◆ GIVEN INSTRUCTION: What is the number of lines containing "Ιρλανδία"? Give only that number.

******

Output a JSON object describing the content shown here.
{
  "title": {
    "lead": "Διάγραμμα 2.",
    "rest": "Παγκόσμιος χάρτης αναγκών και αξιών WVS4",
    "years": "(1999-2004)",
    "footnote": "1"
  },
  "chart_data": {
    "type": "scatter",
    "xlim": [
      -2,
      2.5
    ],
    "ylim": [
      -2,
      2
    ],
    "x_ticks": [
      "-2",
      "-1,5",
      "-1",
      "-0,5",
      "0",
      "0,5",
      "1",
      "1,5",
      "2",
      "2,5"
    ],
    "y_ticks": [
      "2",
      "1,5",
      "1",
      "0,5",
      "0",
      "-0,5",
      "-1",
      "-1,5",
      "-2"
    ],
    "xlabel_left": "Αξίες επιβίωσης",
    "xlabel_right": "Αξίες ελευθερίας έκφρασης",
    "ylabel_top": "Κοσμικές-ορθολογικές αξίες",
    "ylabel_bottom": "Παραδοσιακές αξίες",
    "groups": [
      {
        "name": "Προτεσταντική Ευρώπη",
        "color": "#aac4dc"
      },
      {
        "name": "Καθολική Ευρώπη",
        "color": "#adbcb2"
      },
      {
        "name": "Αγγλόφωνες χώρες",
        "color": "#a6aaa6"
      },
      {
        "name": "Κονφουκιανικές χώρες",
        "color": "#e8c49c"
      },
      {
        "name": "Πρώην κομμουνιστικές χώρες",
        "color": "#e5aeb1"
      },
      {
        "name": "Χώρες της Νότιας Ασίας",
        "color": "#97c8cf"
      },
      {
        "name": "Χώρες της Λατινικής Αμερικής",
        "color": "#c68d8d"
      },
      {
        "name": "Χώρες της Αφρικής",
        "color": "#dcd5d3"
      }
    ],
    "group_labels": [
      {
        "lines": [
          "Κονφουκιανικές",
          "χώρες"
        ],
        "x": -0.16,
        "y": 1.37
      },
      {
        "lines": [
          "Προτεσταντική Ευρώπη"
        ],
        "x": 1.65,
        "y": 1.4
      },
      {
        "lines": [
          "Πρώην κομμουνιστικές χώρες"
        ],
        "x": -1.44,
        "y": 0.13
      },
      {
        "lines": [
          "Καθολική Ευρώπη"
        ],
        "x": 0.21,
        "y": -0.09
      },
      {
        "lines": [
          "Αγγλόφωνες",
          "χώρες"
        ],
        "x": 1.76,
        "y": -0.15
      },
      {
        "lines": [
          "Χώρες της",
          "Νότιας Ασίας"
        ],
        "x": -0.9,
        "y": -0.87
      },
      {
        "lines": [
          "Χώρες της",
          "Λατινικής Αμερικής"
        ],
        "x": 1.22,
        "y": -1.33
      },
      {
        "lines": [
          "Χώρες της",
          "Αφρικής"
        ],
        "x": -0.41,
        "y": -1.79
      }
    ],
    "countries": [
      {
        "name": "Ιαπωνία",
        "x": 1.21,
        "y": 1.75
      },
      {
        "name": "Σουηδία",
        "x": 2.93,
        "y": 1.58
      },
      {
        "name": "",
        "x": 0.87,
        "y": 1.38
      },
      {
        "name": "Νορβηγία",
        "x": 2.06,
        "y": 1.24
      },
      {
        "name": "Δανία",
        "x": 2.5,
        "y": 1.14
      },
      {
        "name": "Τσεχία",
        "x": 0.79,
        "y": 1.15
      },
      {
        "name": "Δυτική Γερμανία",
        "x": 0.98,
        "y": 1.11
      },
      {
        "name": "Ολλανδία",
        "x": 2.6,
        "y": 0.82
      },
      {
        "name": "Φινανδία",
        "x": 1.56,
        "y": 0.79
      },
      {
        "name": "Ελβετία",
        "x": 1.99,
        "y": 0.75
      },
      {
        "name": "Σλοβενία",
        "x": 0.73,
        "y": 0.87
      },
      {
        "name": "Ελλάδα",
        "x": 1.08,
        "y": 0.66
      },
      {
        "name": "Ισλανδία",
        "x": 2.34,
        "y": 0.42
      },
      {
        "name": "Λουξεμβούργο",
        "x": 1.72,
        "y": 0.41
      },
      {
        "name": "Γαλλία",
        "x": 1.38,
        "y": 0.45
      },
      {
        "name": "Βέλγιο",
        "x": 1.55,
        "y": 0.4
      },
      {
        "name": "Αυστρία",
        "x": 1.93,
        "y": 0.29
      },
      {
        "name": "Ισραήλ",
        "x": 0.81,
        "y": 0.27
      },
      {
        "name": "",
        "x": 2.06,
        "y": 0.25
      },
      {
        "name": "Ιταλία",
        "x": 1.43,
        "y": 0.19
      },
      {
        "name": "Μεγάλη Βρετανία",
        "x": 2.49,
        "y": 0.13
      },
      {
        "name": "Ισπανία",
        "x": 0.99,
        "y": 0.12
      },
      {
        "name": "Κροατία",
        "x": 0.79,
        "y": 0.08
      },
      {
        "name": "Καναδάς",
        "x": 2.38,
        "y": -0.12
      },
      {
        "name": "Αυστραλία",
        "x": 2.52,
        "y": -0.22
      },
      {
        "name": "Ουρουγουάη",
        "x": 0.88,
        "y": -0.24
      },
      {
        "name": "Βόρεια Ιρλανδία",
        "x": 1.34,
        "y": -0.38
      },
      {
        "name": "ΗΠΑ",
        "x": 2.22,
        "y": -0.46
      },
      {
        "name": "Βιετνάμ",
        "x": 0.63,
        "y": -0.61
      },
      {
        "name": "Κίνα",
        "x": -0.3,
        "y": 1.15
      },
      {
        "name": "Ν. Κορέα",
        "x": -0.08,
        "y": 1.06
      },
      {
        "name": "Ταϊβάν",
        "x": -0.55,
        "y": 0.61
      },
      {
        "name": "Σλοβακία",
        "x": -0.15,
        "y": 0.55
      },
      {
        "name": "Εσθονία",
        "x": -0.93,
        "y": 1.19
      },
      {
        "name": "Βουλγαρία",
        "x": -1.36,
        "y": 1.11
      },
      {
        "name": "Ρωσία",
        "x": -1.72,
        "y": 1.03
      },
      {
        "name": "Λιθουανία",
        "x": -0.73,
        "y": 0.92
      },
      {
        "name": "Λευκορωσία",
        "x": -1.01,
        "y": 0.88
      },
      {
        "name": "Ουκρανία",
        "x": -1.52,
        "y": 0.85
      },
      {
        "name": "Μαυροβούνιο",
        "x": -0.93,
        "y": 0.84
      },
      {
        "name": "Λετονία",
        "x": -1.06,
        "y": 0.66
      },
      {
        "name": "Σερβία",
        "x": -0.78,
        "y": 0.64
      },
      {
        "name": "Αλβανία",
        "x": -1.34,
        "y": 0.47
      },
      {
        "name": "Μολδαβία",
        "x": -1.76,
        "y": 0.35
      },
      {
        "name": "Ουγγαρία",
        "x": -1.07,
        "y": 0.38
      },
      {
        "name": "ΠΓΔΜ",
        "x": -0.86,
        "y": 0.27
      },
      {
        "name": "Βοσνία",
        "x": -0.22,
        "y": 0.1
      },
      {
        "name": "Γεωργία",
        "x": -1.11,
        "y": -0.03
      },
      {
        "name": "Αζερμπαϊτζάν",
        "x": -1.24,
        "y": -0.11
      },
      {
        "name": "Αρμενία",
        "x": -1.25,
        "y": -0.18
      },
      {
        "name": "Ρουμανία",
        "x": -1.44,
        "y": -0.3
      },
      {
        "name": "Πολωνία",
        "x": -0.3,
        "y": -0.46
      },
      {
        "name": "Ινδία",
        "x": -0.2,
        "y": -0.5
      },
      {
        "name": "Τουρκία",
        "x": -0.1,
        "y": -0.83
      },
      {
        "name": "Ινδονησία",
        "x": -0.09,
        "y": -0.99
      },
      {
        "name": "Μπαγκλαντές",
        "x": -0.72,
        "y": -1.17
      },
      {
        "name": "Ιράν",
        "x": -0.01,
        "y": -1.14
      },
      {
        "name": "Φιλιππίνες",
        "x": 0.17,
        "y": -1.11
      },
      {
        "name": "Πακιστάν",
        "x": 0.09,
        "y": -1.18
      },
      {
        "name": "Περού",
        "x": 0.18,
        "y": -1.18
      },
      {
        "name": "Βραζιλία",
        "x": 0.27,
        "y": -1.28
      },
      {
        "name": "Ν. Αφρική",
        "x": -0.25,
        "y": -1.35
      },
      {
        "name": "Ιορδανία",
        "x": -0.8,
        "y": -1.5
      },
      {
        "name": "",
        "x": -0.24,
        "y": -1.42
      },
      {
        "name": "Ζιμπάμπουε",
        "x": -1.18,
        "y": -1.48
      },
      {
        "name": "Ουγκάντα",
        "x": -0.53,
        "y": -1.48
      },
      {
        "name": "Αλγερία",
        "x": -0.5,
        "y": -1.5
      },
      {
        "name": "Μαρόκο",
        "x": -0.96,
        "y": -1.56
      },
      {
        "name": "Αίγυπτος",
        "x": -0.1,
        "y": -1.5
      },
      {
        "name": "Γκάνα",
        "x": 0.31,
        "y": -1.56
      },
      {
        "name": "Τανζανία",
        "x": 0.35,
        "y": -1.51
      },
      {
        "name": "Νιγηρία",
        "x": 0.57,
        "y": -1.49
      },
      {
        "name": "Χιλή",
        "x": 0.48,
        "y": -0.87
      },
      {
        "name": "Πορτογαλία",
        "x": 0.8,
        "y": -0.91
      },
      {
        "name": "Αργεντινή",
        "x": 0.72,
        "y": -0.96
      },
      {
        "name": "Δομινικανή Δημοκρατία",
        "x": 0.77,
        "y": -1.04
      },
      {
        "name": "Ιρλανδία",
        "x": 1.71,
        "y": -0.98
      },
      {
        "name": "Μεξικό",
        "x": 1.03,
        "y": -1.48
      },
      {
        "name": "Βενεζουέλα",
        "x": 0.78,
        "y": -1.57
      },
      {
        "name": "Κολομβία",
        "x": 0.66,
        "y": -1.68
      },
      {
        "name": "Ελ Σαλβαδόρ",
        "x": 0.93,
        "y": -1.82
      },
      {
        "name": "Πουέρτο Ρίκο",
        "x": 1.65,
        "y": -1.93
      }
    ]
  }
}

******

◆ RESULT FOR THIS EXERCISE: 2